▸ **Requirements**: Quote every entry word for word.

┌────────

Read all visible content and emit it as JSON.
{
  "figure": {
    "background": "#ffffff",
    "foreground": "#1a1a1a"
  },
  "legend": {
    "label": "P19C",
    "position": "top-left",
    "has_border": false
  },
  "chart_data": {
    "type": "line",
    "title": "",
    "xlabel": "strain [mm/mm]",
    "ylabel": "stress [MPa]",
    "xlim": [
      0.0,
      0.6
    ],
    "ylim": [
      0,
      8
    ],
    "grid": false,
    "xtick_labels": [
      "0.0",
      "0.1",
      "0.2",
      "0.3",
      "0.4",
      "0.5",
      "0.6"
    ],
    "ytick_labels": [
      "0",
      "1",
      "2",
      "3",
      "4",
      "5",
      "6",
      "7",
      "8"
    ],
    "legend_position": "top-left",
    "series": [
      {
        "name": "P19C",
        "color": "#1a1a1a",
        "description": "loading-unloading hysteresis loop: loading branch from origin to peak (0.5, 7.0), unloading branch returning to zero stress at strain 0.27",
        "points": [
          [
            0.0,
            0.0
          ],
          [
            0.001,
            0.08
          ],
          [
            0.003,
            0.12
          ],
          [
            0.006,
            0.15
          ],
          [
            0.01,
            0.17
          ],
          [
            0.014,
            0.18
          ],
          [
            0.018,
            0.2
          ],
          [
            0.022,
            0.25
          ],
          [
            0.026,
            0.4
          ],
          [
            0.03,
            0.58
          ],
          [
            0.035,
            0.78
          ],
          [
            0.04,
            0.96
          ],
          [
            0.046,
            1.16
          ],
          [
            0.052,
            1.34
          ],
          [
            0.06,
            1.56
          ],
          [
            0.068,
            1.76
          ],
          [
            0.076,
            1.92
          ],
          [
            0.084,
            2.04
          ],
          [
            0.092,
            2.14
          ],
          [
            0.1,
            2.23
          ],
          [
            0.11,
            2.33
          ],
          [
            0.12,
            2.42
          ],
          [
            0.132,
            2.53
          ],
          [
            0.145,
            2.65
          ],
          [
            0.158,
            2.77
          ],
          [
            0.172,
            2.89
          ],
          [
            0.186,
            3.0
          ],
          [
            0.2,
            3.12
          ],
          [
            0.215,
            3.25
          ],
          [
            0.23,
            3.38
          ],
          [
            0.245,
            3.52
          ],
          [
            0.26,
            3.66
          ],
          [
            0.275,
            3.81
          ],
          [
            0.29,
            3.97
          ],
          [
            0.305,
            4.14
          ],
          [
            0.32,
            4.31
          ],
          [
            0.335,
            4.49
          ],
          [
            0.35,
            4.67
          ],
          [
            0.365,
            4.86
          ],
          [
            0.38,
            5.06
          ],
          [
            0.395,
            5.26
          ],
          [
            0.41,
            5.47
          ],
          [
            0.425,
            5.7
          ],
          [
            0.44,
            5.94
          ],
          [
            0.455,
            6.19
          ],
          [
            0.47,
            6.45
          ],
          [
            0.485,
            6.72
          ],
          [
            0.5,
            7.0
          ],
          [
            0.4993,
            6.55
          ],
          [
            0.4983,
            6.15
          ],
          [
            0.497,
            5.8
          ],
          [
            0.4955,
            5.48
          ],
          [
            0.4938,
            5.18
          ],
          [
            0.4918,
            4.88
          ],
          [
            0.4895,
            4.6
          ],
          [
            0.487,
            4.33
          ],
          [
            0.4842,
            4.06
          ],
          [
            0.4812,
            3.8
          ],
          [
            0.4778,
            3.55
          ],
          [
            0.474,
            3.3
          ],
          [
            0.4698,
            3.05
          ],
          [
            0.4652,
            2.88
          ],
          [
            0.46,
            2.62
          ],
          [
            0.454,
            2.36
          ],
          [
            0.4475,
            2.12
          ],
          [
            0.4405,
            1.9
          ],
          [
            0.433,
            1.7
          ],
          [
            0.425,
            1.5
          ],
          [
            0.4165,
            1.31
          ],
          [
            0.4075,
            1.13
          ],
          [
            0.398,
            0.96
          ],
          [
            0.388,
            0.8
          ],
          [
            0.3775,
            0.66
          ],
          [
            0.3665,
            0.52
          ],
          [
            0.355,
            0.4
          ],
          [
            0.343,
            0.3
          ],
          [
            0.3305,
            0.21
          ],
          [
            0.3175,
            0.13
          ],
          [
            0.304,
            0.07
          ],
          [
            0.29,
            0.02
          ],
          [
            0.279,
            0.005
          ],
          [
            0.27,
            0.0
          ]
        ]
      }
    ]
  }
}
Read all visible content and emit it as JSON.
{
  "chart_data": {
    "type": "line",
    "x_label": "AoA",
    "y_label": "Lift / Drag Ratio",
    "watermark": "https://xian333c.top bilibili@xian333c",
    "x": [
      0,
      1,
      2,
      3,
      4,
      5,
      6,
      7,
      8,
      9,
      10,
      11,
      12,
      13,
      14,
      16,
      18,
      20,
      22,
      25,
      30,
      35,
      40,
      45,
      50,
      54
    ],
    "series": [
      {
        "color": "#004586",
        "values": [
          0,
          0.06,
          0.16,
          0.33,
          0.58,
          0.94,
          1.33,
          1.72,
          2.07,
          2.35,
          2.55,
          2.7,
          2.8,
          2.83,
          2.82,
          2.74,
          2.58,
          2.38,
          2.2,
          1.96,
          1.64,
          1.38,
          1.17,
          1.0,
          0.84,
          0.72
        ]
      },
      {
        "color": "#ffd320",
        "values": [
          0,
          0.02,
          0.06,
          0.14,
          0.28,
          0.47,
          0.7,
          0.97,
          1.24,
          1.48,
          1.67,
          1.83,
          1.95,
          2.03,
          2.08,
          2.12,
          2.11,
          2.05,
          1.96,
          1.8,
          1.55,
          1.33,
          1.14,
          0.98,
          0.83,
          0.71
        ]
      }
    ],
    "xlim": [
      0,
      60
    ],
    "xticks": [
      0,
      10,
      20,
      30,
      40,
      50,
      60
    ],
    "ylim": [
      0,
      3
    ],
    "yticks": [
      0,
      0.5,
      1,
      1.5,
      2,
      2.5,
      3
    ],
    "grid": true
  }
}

└────────

▸ **Answer to the exercise**:
Read all visible content and emit it as JSON.
{
  "figure": {
    "background": "#ffffff",
    "foreground": "#1a1a1a"
  },
  "legend": {
    "label": "P19C",
    "position": "top-left",
    "has_border": false
  },
  "chart_data": {
    "type": "line",
    "title": "",
    "xlabel": "strain [mm/mm]",
    "ylabel": "stress [MPa]",
    "xlim": [
      0.0,
      0.6
    ],
    "ylim": [
      0,
      8
    ],
    "grid": false,
    "xtick_labels": [
      "0.0",
      "0.1",
      "0.2",
      "0.3",
      "0.4",
      "0.5",
      "0.6"
    ],
    "ytick_labels": [
      "0",
      "1",
      "2",
      "3",
      "4",
      "5",
      "6",
      "7",
      "8"
    ],
    "legend_position": "top-left",
    "series": [
      {
        "name": "P19C",
        "color": "#1a1a1a",
        "description": "loading-unloading hysteresis loop: loading branch from origin to peak (0.5, 7.0), unloading branch returning to zero stress at strain 0.27",
        "points": [
          [
            0.0,
            0.0
          ],
          [
            0.001,
            0.08
          ],
          [
            0.003,
            0.12
          ],
          [
            0.006,
            0.15
          ],
          [
            0.01,
            0.17
          ],
          [
            0.014,
            0.18
          ],
          [
            0.018,
            0.2
          ],
          [
            0.022,
            0.25
          ],
          [
            0.026,
            0.4
          ],
          [
            0.03,
            0.58
          ],
          [
            0.035,
            0.78
          ],
          [
            0.04,
            0.96
          ],
          [
            0.046,
            1.16
          ],
          [
            0.052,
            1.34
          ],
          [
            0.06,
            1.56
          ],
          [
            0.068,
            1.76
          ],
          [
            0.076,
            1.92
          ],
          [
            0.084,
            2.04
          ],
          [
            0.092,
            2.14
          ],
          [
            0.1,
            2.23
          ],
          [
            0.11,
            2.33
          ],
          [
            0.12,
            2.42
          ],
          [
            0.132,
            2.53
          ],
          [
            0.145,
            2.65
          ],
          [
            0.158,
            2.77
          ],
          [
            0.172,
            2.89
          ],
          [
            0.186,
            3.0
          ],
          [
            0.2,
            3.12
          ],
          [
            0.215,
            3.25
          ],
          [
            0.23,
            3.38
          ],
          [
            0.245,
            3.52
          ],
          [
            0.26,
            3.66
          ],
          [
            0.275,
            3.81
          ],
          [
            0.29,
            3.97
          ],
          [
            0.305,
            4.14
          ],
          [
            0.32,
            4.31
          ],
          [
            0.335,
            4.49
          ],
          [
            0.35,
            4.67
          ],
          [
            0.365,
            4.86
          ],
          [
            0.38,
            5.06
          ],
          [
            0.395,
            5.26
          ],
          [
            0.41,
            5.47
          ],
          [
            0.425,
            5.7
          ],
          [
            0.44,
            5.94
          ],
          [
            0.455,
            6.19
          ],
          [
            0.47,
            6.45
          ],
          [
            0.485,
            6.72
          ],
          [
            0.5,
            7.0
          ],
          [
            0.4993,
            6.55
          ],
          [
            0.4983,
            6.15
          ],
          [
            0.497,
            5.8
          ],
          [
            0.4955,
            5.48
          ],
          [
            0.4938,
            5.18
          ],
          [
            0.4918,
            4.88
          ],
          [
            0.4895,
            4.6
          ],
          [
            0.487,
            4.33
          ],
          [
            0.4842,
            4.06
          ],
          [
            0.4812,
            3.8
          ],
          [
            0.4778,
            3.55
          ],
          [
            0.474,
            3.3
          ],
          [
            0.4698,
            3.05
          ],
          [
            0.4652,
            2.88
          ],
          [
            0.46,
            2.62
          ],
          [
            0.454,
            2.36
          ],
          [
            0.4475,
            2.12
          ],
          [
            0.4405,
            1.9
          ],
          [
            0.433,
            1.7
          ],
          [
            0.425,
            1.5
          ],
          [
            0.4165,
            1.31
          ],
          [
            0.4075,
            1.13
          ],
          [
            0.398,
            0.96
          ],
          [
            0.388,
            0.8
          ],
          [
            0.3775,
            0.66
          ],
          [
            0.3665,
            0.52
          ],
          [
            0.355,
            0.4
          ],
          [
            0.343,
            0.3
          ],
          [
            0.3305,
            0.21
          ],
          [
            0.3175,
            0.13
          ],
          [
            0.304,
            0.07
          ],
          [
            0.29,
            0.02
          ],
          [
            0.279,
            0.005
          ],
          [
            0.27,
            0.0
          ]
        ]
      }
    ]
  }
}
Read all visible content and emit it as JSON.
{
  "chart_data": {
    "type": "line",
    "x_label": "AoA",
    "y_label": "Lift / Drag Ratio",
    "watermark": "https://xian333c.top bilibili@xian333c",
    "x": [
      0,
      1,
      2,
      3,
      4,
      5,
      6,
      7,
      8,
      9,
      10,
      11,
      12,
      13,
      14,
      16,
      18,
      20,
      22,
      25,
      30,
      35,
      40,
      45,
      50,
      54
    ],
    "series": [
      {
        "color": "#004586",
        "values": [
          0,
          0.06,
          0.16,
          0.33,
          0.58,
          0.94,
          1.33,
          1.72,
          2.07,
          2.35,
          2.55,
          2.7,
          2.8,
          2.83,
          2.82,
          2.74,
          2.58,
          2.38,
          2.2,
          1.96,
          1.64,
          1.38,
          1.17,
          1.0,
          0.84,
          0.72
        ]
      },
      {
        "color": "#ffd320",
        "values": [
          0,
          0.02,
          0.06,
          0.14,
          0.28,
          0.47,
          0.7,
          0.97,
          1.24,
          1.48,
          1.67,
          1.83,
          1.95,
          2.03,
          2.08,
          2.12,
          2.11,
          2.05,
          1.96,
          1.8,
          1.55,
          1.33,
          1.14,
          0.98,
          0.83,
          0.71
        ]
      }
    ],
    "xlim": [
      0,
      60
    ],
    "xticks": [
      0,
      10,
      20,
      30,
      40,
      50,
      60
    ],
    "ylim": [
      0,
      3
    ],
    "yticks": [
      0,
      0.5,
      1,
      1.5,
      2,
      2.5,
      3
    ],
    "grid": true
  }
}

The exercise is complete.